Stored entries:
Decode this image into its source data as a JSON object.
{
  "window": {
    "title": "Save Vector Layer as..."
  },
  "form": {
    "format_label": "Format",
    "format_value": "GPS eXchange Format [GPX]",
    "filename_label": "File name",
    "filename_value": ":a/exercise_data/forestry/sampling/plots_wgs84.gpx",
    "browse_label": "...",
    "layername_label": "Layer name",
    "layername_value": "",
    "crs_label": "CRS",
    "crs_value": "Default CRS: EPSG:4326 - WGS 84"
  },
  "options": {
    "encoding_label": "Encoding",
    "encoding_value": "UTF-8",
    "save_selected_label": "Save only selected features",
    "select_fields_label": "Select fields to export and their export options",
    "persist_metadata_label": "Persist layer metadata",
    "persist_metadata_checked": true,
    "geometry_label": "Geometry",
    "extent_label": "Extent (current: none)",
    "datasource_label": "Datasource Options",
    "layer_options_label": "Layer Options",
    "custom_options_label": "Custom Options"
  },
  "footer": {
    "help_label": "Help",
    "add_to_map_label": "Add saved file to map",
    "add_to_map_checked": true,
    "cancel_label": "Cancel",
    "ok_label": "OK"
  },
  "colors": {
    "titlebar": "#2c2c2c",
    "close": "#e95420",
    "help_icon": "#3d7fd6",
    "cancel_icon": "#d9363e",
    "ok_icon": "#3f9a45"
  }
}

→ **Description of the task**
Write out every entry word for word.

→ **The completed task**
Decode this image into its source data as a JSON object.
{
  "window": {
    "title": "Save Vector Layer as..."
  },
  "form": {
    "format_label": "Format",
    "format_value": "GPS eXchange Format [GPX]",
    "filename_label": "File name",
    "filename_value": ":a/exercise_data/forestry/sampling/plots_wgs84.gpx",
    "browse_label": "...",
    "layername_label": "Layer name",
    "layername_value": "",
    "crs_label": "CRS",
    "crs_value": "Default CRS: EPSG:4326 - WGS 84"
  },
  "options": {
    "encoding_label": "Encoding",
    "encoding_value": "UTF-8",
    "save_selected_label": "Save only selected features",
    "select_fields_label": "Select fields to export and their export options",
    "persist_metadata_label": "Persist layer metadata",
    "persist_metadata_checked": true,
    "geometry_label": "Geometry",
    "extent_label": "Extent (current: none)",
    "datasource_label": "Datasource Options",
    "layer_options_label": "Layer Options",
    "custom_options_label": "Custom Options"
  },
  "footer": {
    "help_label": "Help",
    "add_to_map_label": "Add saved file to map",
    "add_to_map_checked": true,
    "cancel_label": "Cancel",
    "ok_label": "OK"
  },
  "colors": {
    "titlebar": "#2c2c2c",
    "close": "#e95420",
    "help_icon": "#3d7fd6",
    "cancel_icon": "#d9363e",
    "ok_icon": "#3f9a45"
  }
}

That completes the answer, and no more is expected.